> [EXERCISE BRIEF]:
Set down each entry exactly as given; pictures should not appear in the copy.
·····
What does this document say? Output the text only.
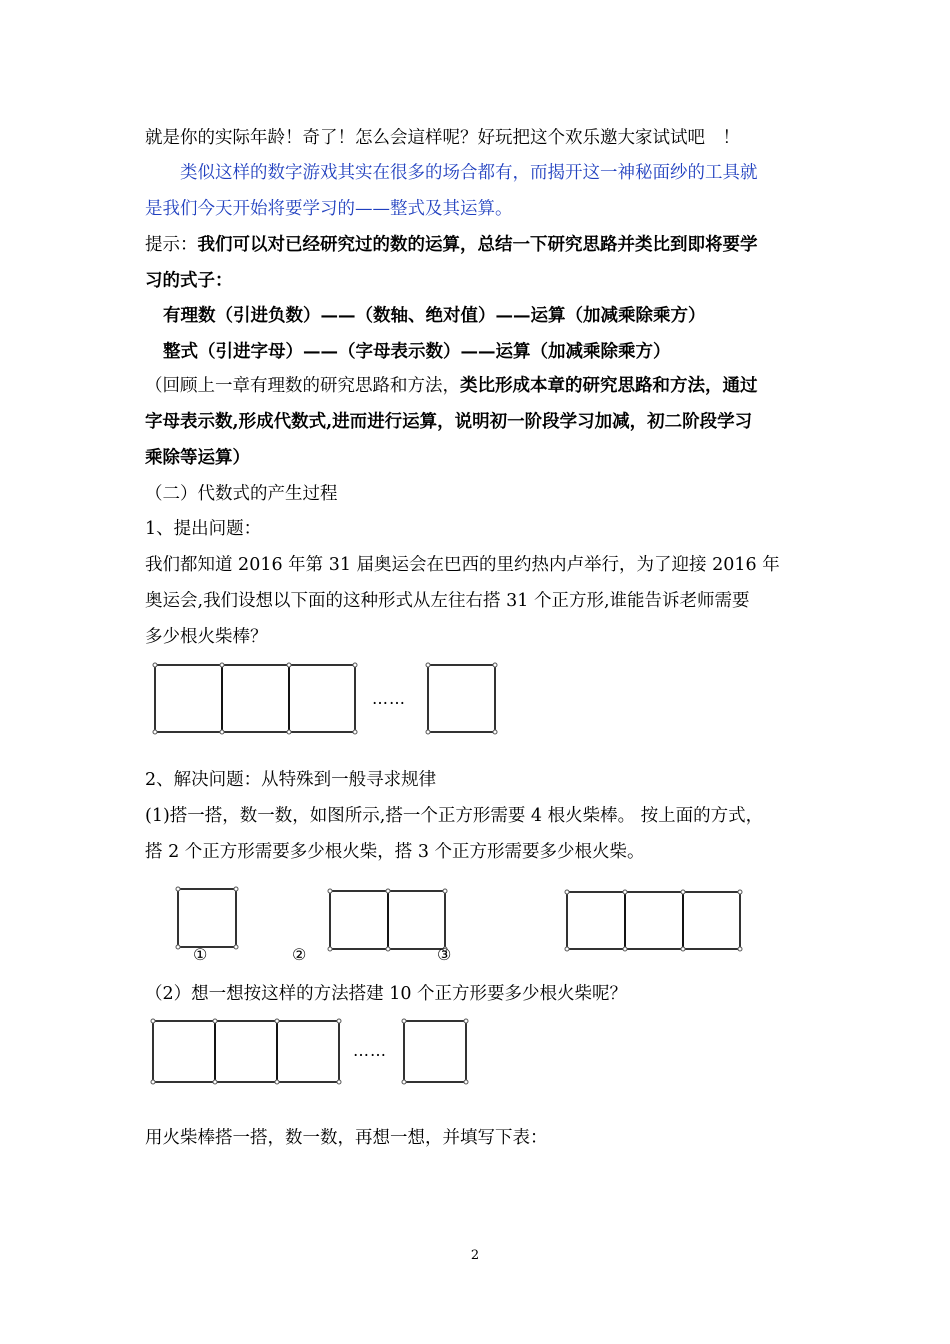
就是你的实际年龄！奇了！怎么会這样呢？好玩把这个欢乐邀大家试试吧　！
类似这样的数字游戏其实在很多的场合都有，而揭开这一神秘面纱的工具就
是我们今天开始将要学习的——整式及其运算。
提示：我们可以对已经研究过的数的运算，总结一下研究思路并类比到即将要学
习的式子：
有理数（引进负数）——（数轴、绝对值）——运算（加减乘除乘方）
整式（引进字母）——（字母表示数）——运算（加减乘除乘方）
（回顾上一章有理数的研究思路和方法，类比形成本章的研究思路和方法，通过
字母表示数,形成代数式,进而进行运算，说明初一阶段学习加减，初二阶段学习
乘除等运算）
（二）代数式的产生过程
1、提出问题：
我们都知道 2016 年第 31 届奥运会在巴西的里约热内卢举行，为了迎接 2016 年
奥运会,我们设想以下面的这种形式从左往右搭 31 个正方形,谁能告诉老师需要
多少根火柴棒？
……
2、解决问题：从特殊到一般寻求规律
(1)搭一搭，数一数，如图所示,搭一个正方形需要 4 根火柴棒。 按上面的方式，
搭 2 个正方形需要多少根火柴，搭 3 个正方形需要多少根火柴。
①	②	③
（2）想一想按这样的方法搭建 10 个正方形要多少根火柴呢？
……
用火柴棒搭一搭，数一数，再想一想，并填写下表：
2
·····
> [ANSWER TO THIS EXERCISE]:
What does this document say? Output the text only.
就是你的实际年龄！奇了！怎么会這样呢？好玩把这个欢乐邀大家试试吧　！
类似这样的数字游戏其实在很多的场合都有，而揭开这一神秘面纱的工具就
是我们今天开始将要学习的——整式及其运算。
提示：我们可以对已经研究过的数的运算，总结一下研究思路并类比到即将要学
习的式子：
有理数（引进负数）——（数轴、绝对值）——运算（加减乘除乘方）
整式（引进字母）——（字母表示数）——运算（加减乘除乘方）
（回顾上一章有理数的研究思路和方法，类比形成本章的研究思路和方法，通过
字母表示数,形成代数式,进而进行运算，说明初一阶段学习加减，初二阶段学习
乘除等运算）
（二）代数式的产生过程
1、提出问题：
我们都知道 2016 年第 31 届奥运会在巴西的里约热内卢举行，为了迎接 2016 年
奥运会,我们设想以下面的这种形式从左往右搭 31 个正方形,谁能告诉老师需要
多少根火柴棒？
……
2、解决问题：从特殊到一般寻求规律
(1)搭一搭，数一数，如图所示,搭一个正方形需要 4 根火柴棒。 按上面的方式，
搭 2 个正方形需要多少根火柴，搭 3 个正方形需要多少根火柴。
①	②	③
（2）想一想按这样的方法搭建 10 个正方形要多少根火柴呢？
……
用火柴棒搭一搭，数一数，再想一想，并填写下表：
2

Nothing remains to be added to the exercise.